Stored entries
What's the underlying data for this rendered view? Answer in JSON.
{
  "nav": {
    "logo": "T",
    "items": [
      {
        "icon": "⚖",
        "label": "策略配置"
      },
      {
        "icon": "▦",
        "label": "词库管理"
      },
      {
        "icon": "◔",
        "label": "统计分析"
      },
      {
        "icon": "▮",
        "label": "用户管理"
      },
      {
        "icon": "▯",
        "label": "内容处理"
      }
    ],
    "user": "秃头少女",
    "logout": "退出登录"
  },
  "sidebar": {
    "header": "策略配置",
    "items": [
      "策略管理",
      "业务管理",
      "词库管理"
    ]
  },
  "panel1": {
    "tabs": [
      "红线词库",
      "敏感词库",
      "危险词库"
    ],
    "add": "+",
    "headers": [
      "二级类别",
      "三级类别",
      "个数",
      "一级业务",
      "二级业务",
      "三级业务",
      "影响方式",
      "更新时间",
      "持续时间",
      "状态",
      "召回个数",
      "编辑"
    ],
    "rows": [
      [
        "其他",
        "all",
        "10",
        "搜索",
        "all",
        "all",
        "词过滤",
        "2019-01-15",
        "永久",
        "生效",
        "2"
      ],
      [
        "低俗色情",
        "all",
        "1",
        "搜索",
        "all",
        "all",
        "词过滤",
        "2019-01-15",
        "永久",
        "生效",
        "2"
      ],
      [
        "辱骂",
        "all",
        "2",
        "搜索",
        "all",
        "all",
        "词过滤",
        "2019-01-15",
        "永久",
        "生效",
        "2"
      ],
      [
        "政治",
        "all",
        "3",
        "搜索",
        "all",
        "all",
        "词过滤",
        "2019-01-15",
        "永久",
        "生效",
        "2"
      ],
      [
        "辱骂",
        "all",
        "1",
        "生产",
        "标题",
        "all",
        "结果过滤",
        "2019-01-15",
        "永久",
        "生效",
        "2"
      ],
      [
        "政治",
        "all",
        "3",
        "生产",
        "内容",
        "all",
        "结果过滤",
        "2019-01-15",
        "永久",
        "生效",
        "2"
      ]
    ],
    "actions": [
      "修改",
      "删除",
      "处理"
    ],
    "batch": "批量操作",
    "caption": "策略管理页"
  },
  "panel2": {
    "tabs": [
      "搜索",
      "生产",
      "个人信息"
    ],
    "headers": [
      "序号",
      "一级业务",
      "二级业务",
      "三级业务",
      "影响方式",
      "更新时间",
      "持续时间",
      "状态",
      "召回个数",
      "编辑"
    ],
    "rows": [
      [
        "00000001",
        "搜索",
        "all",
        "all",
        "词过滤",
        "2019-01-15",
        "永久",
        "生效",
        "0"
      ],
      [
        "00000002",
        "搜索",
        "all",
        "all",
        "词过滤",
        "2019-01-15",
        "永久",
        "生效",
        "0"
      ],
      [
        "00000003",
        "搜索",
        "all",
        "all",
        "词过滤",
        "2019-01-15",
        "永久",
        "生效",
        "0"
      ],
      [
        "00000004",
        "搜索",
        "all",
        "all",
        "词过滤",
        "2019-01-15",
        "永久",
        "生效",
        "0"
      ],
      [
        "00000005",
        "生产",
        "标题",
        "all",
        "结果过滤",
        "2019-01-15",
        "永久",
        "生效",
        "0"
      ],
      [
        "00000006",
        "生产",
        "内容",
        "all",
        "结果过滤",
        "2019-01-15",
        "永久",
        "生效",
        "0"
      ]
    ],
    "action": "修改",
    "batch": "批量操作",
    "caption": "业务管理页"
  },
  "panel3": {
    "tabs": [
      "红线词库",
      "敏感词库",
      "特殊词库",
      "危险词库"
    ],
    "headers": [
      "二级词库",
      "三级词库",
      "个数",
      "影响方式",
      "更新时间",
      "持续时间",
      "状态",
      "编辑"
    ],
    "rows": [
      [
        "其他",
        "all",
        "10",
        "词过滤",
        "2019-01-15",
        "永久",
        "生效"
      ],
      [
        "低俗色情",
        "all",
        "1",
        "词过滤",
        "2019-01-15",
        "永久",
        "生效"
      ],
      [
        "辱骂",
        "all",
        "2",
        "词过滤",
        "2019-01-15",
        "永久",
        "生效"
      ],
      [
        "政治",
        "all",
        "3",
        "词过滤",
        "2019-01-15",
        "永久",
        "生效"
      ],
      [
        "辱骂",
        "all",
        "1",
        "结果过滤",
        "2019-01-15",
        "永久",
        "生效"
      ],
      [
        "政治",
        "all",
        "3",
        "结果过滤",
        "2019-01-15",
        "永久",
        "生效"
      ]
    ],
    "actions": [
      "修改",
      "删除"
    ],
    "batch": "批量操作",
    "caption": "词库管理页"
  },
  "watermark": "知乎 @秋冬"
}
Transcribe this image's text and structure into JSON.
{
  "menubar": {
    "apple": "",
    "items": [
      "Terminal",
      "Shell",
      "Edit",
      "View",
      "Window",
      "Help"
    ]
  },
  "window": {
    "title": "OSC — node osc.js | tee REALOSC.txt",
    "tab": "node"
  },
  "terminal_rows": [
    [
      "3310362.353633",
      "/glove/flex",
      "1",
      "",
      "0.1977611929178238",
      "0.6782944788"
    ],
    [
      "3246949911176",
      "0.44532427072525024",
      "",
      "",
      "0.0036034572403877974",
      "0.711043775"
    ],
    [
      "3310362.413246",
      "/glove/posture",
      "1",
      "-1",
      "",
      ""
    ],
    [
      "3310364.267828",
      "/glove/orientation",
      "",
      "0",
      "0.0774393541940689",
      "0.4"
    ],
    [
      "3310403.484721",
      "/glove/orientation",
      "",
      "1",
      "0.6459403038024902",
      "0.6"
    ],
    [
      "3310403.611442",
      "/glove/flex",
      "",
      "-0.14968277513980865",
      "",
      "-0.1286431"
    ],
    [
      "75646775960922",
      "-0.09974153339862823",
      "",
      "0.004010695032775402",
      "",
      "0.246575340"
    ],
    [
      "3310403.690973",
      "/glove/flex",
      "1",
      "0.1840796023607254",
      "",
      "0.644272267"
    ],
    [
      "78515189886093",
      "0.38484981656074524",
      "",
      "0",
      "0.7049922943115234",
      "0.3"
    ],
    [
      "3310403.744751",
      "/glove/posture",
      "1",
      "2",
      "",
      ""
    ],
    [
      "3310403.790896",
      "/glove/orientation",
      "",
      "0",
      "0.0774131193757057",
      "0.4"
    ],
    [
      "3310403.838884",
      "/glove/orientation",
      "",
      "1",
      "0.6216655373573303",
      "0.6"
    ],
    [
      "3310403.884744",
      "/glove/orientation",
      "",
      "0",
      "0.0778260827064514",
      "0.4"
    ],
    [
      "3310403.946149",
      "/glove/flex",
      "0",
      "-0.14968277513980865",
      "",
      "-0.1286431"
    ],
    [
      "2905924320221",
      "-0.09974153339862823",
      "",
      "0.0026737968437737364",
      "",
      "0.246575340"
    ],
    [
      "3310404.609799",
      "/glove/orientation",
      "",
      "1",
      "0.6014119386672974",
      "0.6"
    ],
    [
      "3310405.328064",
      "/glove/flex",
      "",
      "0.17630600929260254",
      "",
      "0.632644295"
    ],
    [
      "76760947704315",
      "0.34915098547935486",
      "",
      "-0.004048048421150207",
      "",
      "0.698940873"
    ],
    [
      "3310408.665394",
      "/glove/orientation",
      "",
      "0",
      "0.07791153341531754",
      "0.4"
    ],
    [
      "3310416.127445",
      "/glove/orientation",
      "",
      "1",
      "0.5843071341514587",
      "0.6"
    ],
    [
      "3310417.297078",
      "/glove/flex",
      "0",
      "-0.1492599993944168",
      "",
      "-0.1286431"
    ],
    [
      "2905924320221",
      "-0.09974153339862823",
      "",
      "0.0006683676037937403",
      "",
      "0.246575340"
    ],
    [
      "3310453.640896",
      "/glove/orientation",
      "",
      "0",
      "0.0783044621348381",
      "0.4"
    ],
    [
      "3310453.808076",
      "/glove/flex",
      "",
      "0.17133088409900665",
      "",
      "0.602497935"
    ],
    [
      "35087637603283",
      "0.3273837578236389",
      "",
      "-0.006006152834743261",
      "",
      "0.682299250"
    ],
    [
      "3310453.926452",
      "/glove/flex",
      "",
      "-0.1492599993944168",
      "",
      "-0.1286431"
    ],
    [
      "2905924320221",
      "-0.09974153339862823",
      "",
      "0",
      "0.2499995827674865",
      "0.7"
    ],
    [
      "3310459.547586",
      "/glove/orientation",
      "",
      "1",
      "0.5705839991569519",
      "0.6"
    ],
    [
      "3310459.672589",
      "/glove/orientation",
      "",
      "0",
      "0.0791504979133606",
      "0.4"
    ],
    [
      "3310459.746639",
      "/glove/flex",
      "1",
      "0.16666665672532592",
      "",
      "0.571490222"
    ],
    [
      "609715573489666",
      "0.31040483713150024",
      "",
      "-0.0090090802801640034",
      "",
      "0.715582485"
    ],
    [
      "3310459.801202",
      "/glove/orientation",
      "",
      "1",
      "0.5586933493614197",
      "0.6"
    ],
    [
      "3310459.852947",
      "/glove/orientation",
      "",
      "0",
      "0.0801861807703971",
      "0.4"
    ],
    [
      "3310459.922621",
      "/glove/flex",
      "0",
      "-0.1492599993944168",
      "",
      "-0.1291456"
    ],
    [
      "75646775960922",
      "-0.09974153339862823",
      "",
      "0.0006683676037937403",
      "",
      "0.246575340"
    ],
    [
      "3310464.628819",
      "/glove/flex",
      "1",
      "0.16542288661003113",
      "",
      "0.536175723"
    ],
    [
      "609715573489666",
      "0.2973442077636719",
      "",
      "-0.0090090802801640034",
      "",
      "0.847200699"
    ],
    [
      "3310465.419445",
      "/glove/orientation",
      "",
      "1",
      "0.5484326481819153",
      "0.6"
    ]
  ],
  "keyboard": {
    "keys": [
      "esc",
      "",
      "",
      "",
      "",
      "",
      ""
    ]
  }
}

▸ Your task: Of the lines in the records, determine how many contain the word "caption", and report that number alone.

▸ Output of the task: 3